## The task
Omit every picture while repeating the entries exactly.

Data excerpts:

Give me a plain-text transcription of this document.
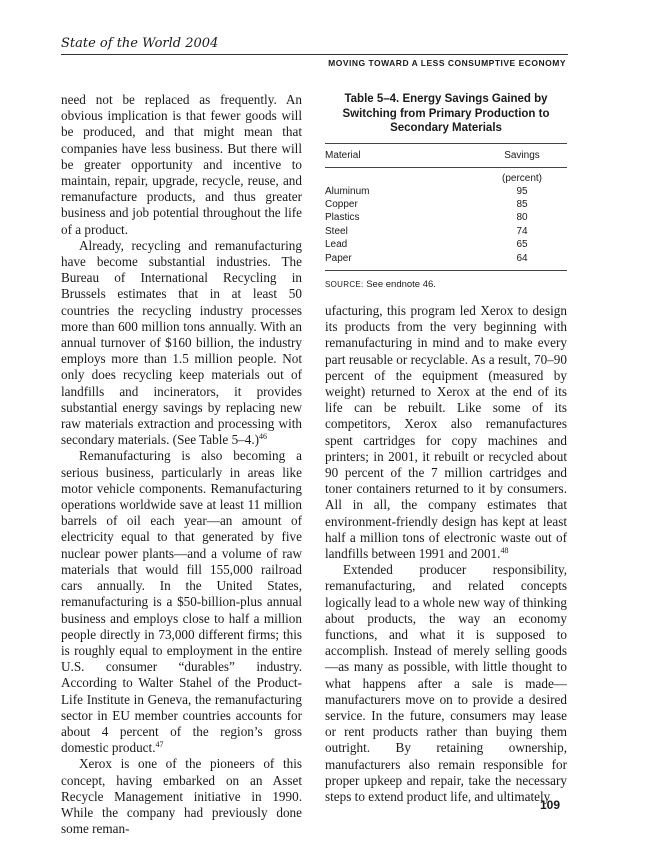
State of the World 2004
MOVING TOWARD A LESS CONSUMPTIVE ECONOMY

need not be replaced as frequently. An obvious implication is that fewer goods will be produced, and that might mean that companies have less business. But there will be greater opportunity and incentive to maintain, repair, upgrade, recycle, reuse, and remanufacture products, and thus greater business and job potential throughout the life of a product.

Already, recycling and remanufacturing have become substantial industries. The Bureau of International Recycling in Brussels estimates that in at least 50 countries the recycling industry processes more than 600 million tons annually. With an annual turnover of $160 billion, the industry employs more than 1.5 million people. Not only does recycling keep materials out of landfills and incinerators, it provides substantial energy savings by replacing new raw materials extraction and processing with secondary materials. (See Table 5–4.)$^{46}$

Remanufacturing is also becoming a serious business, particularly in areas like motor vehicle components. Remanufacturing operations worldwide save at least 11 million barrels of oil each year—an amount of electricity equal to that generated by five nuclear power plants—and a volume of raw materials that would fill 155,000 railroad cars annually. In the United States, remanufacturing is a $50-billion-plus annual business and employs close to half a million people directly in 73,000 different firms; this is roughly equal to employment in the entire U.S. consumer “durables” industry. According to Walter Stahel of the Product-Life Institute in Geneva, the remanufacturing sector in EU member countries accounts for about 4 percent of the region’s gross domestic product.$^{47}$

Xerox is one of the pioneers of this concept, having embarked on an Asset Recycle Management initiative in 1990. While the company had previously done some reman-

Table 5–4. Energy Savings Gained by Switching from Primary Production to Secondary Materials
Material	Savings
(percent)
Aluminum	95
Copper	85
Plastics	80
Steel	74
Lead	65
Paper	64
SOURCE: See endnote 46.

ufacturing, this program led Xerox to design its products from the very beginning with remanufacturing in mind and to make every part reusable or recyclable. As a result, 70–90 percent of the equipment (measured by weight) returned to Xerox at the end of its life can be rebuilt. Like some of its competitors, Xerox also remanufactures spent cartridges for copy machines and printers; in 2001, it rebuilt or recycled about 90 percent of the 7 million cartridges and toner containers returned to it by consumers. All in all, the company estimates that environment-friendly design has kept at least half a million tons of electronic waste out of landfills between 1991 and 2001.48

Extended producer responsibility, remanufacturing, and related concepts logically lead to a whole new way of thinking about products, the way an economy functions, and what it is supposed to accomplish. Instead of merely selling goods—as many as possible, with little thought to what happens after a sale is made—manufacturers move on to provide a desired service. In the future, consumers may lease or rent products rather than buying them outright. By retaining ownership, manufacturers also remain responsible for proper upkeep and repair, take the necessary steps to extend product life, and ultimately

109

## Result of the task
Give me a plain-text transcription of this document.
State of the World 2004
MOVING TOWARD A LESS CONSUMPTIVE ECONOMY

need not be replaced as frequently. An obvious implication is that fewer goods will be produced, and that might mean that companies have less business. But there will be greater opportunity and incentive to maintain, repair, upgrade, recycle, reuse, and remanufacture products, and thus greater business and job potential throughout the life of a product.

Already, recycling and remanufacturing have become substantial industries. The Bureau of International Recycling in Brussels estimates that in at least 50 countries the recycling industry processes more than 600 million tons annually. With an annual turnover of $160 billion, the industry employs more than 1.5 million people. Not only does recycling keep materials out of landfills and incinerators, it provides substantial energy savings by replacing new raw materials extraction and processing with secondary materials. (See Table 5–4.)$^{46}$

Remanufacturing is also becoming a serious business, particularly in areas like motor vehicle components. Remanufacturing operations worldwide save at least 11 million barrels of oil each year—an amount of electricity equal to that generated by five nuclear power plants—and a volume of raw materials that would fill 155,000 railroad cars annually. In the United States, remanufacturing is a $50-billion-plus annual business and employs close to half a million people directly in 73,000 different firms; this is roughly equal to employment in the entire U.S. consumer “durables” industry. According to Walter Stahel of the Product-Life Institute in Geneva, the remanufacturing sector in EU member countries accounts for about 4 percent of the region’s gross domestic product.$^{47}$

Xerox is one of the pioneers of this concept, having embarked on an Asset Recycle Management initiative in 1990. While the company had previously done some reman-

Table 5–4. Energy Savings Gained by Switching from Primary Production to Secondary Materials
Material	Savings
(percent)
Aluminum	95
Copper	85
Plastics	80
Steel	74
Lead	65
Paper	64
SOURCE: See endnote 46.

ufacturing, this program led Xerox to design its products from the very beginning with remanufacturing in mind and to make every part reusable or recyclable. As a result, 70–90 percent of the equipment (measured by weight) returned to Xerox at the end of its life can be rebuilt. Like some of its competitors, Xerox also remanufactures spent cartridges for copy machines and printers; in 2001, it rebuilt or recycled about 90 percent of the 7 million cartridges and toner containers returned to it by consumers. All in all, the company estimates that environment-friendly design has kept at least half a million tons of electronic waste out of landfills between 1991 and 2001.48

Extended producer responsibility, remanufacturing, and related concepts logically lead to a whole new way of thinking about products, the way an economy functions, and what it is supposed to accomplish. Instead of merely selling goods—as many as possible, with little thought to what happens after a sale is made—manufacturers move on to provide a desired service. In the future, consumers may lease or rent products rather than buying them outright. By retaining ownership, manufacturers also remain responsible for proper upkeep and repair, take the necessary steps to extend product life, and ultimately

109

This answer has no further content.